**Items:**
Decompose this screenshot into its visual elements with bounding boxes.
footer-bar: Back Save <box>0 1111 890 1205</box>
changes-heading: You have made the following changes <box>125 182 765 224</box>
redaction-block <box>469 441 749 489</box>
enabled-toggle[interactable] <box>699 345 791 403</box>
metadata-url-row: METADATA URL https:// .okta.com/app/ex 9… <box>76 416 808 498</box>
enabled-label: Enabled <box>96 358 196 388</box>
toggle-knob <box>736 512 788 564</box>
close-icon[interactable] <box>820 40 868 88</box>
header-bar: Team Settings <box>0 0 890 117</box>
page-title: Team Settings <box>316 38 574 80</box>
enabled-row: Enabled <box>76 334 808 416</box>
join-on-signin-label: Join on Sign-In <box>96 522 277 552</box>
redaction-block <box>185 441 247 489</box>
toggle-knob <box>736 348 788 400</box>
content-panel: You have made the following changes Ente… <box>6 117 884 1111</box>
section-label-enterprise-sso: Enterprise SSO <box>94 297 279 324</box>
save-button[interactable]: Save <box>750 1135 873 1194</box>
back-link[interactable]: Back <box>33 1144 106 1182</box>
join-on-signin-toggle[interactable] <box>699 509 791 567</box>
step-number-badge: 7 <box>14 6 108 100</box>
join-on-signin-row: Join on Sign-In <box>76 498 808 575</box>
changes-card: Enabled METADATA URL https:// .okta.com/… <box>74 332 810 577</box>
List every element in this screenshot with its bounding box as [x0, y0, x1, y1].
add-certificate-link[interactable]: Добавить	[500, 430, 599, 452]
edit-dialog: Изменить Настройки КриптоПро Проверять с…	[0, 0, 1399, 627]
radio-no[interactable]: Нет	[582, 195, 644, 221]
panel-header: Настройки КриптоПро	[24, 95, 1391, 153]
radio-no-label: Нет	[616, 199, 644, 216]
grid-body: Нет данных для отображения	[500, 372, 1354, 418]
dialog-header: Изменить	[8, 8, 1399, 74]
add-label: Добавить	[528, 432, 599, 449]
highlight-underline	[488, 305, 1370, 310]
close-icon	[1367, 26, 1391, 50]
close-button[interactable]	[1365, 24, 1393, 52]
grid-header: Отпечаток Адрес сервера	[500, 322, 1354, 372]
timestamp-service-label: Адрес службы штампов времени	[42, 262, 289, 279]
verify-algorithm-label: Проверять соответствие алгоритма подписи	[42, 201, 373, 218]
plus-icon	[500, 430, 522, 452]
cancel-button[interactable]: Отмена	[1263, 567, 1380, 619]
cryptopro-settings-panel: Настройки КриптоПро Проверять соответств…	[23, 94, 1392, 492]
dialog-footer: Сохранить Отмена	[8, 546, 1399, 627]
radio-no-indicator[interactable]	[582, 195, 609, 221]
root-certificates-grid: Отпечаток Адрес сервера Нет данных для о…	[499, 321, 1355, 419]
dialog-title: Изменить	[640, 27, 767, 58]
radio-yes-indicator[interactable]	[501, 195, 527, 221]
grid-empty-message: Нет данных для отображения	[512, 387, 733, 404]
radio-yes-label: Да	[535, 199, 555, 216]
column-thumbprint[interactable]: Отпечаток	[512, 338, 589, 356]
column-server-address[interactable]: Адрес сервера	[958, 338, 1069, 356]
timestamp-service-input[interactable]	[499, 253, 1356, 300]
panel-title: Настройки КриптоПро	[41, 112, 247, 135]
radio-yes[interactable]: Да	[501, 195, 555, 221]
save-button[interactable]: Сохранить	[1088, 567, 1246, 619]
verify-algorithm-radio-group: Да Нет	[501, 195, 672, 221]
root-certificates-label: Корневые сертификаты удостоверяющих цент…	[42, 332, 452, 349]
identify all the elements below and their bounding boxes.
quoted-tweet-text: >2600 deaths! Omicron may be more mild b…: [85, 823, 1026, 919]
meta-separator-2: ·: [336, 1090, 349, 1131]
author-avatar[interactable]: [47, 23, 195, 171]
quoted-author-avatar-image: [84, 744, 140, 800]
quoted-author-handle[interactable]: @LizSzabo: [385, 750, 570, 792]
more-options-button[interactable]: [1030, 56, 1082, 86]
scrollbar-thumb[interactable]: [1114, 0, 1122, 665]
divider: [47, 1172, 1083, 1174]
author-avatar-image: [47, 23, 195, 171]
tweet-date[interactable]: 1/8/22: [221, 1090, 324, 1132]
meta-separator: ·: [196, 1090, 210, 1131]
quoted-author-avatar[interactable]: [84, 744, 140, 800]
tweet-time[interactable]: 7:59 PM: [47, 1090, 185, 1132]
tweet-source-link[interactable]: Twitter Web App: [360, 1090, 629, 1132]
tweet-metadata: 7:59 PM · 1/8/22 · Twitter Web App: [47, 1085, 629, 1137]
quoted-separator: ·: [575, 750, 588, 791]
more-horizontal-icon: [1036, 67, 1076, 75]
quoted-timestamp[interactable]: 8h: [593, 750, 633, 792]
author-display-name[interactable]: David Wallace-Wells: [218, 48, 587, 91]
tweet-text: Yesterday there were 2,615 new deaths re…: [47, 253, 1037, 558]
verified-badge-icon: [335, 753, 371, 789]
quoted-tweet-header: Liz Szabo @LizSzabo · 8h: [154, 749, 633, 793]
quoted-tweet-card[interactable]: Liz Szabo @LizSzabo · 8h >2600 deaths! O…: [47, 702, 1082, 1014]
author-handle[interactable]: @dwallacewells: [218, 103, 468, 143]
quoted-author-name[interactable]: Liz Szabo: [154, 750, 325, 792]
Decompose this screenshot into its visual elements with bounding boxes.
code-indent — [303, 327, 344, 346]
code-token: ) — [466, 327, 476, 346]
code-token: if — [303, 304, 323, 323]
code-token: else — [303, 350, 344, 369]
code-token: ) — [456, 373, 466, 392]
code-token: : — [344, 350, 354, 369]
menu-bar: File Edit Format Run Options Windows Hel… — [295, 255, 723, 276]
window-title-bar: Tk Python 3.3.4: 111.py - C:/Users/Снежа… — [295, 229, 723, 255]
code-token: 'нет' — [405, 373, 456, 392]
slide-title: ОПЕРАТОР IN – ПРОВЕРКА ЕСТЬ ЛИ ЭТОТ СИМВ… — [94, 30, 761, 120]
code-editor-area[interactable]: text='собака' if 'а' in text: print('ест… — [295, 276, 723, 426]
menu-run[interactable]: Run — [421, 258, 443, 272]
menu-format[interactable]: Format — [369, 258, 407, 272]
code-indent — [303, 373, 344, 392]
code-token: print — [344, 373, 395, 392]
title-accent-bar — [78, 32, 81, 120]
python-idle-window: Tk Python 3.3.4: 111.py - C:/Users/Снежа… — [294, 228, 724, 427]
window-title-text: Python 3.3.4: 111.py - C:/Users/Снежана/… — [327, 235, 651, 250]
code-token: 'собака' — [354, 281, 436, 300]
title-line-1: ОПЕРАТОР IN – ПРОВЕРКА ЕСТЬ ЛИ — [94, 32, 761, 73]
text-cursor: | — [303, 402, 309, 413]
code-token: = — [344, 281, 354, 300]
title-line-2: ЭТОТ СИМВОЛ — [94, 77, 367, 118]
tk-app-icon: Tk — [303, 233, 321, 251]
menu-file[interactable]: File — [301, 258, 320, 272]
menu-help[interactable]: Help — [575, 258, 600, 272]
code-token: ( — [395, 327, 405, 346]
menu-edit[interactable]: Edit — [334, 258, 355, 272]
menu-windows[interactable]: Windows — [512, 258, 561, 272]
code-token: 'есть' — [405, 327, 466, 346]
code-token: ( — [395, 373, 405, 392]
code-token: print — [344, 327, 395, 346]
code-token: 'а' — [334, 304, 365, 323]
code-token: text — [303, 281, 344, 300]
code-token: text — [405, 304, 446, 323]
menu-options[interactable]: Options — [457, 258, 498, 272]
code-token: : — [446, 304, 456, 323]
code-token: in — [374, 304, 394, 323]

**Set task:** Display each of the lines above that contains the string "КриптоПро".

**Task answer:**
edit-dialog: Изменить Настройки КриптоПро Проверять с…	[0, 0, 1399, 627]
panel-header: Настройки КриптоПро	[24, 95, 1391, 153]
cryptopro-settings-panel: Настройки КриптоПро Проверять соответств…	[23, 94, 1392, 492]
panel-title: Настройки КриптоПро	[41, 112, 247, 135]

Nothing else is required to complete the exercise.